_TASK PROMPT:_
Report how many lines of the records below include the word "paksuus". Give nothing but the number.

_SOURCE DATA:_
____________

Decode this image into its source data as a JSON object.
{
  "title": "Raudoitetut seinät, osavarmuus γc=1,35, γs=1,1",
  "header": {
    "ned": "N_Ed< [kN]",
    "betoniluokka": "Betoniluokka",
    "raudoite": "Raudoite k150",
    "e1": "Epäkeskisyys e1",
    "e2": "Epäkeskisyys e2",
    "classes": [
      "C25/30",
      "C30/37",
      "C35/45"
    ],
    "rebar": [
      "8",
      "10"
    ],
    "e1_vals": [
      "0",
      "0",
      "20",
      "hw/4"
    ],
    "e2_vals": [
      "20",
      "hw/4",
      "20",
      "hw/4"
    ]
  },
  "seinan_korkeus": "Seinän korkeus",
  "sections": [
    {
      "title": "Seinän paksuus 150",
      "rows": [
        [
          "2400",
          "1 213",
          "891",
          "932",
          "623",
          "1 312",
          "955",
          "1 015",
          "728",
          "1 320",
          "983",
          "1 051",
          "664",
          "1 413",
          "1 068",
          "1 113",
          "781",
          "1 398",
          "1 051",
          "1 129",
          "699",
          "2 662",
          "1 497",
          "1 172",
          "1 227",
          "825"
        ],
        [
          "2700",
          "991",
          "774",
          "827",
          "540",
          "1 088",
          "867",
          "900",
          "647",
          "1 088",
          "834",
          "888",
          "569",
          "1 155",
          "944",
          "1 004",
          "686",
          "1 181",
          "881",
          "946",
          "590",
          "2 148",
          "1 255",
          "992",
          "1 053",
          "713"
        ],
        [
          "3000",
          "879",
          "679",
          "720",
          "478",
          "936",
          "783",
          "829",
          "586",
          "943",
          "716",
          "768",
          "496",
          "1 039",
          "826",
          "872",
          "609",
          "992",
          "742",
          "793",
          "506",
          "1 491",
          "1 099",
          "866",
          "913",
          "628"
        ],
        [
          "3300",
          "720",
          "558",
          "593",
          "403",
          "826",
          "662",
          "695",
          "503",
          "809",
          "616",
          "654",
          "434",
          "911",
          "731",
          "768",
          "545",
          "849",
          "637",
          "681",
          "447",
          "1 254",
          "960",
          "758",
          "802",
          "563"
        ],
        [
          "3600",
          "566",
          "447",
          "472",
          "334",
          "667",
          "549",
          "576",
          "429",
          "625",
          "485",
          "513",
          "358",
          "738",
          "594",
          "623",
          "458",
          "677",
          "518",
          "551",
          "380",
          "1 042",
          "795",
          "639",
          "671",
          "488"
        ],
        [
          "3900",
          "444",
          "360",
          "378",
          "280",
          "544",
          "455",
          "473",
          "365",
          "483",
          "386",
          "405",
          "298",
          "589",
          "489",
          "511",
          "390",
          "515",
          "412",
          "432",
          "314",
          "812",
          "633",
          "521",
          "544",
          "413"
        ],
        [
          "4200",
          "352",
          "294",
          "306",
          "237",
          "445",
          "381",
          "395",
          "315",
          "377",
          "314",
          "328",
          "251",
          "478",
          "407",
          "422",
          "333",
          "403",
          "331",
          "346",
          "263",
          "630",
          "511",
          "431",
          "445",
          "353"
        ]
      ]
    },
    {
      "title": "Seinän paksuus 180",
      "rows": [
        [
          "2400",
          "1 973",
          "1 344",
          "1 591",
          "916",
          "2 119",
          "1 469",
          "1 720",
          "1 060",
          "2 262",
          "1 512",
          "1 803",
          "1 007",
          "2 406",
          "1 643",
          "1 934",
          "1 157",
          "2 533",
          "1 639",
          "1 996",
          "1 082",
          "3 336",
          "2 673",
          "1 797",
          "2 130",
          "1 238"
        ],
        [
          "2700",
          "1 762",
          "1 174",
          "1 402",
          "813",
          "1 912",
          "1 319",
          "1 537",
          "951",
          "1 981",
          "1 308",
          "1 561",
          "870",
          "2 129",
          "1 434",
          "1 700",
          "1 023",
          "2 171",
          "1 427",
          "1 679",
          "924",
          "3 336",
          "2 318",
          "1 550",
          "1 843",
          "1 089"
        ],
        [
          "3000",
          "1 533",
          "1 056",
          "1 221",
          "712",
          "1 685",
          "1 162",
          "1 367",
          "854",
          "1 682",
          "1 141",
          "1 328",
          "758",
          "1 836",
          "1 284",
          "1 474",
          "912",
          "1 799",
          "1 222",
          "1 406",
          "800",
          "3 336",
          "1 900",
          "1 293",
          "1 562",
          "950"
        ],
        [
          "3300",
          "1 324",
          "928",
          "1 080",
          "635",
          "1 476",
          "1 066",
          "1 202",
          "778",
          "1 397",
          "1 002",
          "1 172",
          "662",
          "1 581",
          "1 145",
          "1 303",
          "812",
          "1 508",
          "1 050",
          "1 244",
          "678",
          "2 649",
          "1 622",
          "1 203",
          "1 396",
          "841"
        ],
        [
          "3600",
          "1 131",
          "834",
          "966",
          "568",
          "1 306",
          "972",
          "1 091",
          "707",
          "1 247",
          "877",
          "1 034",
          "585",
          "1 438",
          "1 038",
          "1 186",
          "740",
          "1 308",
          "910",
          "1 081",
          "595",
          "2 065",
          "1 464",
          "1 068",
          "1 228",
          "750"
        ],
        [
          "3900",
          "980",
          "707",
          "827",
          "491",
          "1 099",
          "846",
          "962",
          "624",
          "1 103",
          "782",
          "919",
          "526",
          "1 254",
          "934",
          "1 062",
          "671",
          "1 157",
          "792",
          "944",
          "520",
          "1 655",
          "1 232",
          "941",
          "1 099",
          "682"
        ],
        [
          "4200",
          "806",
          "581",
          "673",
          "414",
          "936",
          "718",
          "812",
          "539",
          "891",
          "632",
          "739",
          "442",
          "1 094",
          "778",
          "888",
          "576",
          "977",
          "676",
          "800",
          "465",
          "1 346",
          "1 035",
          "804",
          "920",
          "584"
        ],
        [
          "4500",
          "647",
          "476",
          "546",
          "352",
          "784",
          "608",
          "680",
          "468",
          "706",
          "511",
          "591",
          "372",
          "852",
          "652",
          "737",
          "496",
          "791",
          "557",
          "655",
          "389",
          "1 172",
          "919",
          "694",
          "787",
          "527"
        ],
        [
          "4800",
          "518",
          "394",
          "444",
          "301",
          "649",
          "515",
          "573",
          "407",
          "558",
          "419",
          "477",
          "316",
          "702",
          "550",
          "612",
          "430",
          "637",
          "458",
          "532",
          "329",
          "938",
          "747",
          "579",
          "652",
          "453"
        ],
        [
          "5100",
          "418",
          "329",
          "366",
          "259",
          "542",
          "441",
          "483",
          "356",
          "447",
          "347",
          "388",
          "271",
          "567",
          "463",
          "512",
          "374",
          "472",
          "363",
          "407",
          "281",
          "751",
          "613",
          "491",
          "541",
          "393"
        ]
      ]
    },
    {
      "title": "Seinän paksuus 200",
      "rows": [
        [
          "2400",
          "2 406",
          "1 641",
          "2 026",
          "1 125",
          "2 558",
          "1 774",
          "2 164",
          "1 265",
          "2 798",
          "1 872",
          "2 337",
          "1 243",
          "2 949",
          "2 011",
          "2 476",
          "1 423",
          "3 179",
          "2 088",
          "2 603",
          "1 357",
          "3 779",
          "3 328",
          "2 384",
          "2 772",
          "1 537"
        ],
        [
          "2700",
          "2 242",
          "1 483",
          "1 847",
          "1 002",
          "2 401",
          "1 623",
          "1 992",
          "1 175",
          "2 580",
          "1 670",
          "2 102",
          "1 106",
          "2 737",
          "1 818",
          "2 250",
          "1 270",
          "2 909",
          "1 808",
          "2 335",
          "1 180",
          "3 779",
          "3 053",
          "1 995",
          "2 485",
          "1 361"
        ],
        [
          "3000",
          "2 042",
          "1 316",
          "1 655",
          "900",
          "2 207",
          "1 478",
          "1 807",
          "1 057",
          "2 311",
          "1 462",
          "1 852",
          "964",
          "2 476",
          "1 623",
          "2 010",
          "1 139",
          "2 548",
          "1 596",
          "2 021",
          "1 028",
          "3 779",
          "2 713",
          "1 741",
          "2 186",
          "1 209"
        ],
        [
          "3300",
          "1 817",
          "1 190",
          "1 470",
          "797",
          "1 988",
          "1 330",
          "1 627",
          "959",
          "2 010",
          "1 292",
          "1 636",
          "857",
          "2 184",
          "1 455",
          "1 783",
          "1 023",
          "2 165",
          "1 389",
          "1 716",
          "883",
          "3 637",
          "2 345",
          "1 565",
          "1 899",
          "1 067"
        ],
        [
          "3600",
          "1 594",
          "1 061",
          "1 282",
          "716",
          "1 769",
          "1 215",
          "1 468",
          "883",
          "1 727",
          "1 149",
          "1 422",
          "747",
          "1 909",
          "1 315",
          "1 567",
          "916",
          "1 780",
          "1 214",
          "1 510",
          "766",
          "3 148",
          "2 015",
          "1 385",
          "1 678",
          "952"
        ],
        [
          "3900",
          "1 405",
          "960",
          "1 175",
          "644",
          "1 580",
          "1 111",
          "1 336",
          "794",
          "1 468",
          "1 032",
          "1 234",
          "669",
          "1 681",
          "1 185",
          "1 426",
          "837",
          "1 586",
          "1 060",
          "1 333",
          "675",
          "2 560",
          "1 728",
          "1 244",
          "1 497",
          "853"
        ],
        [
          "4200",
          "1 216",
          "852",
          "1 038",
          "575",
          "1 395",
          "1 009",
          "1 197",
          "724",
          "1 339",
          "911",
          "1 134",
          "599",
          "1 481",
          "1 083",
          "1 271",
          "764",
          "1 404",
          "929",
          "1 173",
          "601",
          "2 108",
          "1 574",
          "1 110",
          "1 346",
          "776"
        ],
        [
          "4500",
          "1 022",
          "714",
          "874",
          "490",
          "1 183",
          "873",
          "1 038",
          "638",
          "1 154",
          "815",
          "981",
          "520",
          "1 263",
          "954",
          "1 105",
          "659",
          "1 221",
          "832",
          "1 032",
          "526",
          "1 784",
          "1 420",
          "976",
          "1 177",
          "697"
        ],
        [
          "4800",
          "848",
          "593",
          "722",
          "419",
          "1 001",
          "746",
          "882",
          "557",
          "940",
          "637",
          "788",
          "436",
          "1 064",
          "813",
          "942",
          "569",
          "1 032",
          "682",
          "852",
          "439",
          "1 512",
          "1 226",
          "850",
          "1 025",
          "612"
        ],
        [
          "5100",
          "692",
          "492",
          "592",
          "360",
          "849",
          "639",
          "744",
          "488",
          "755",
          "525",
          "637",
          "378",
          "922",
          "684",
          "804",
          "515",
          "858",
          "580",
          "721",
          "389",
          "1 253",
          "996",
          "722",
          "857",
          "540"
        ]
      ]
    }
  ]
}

____________

_SOLUTION FOR THIS EXERCISE:_
3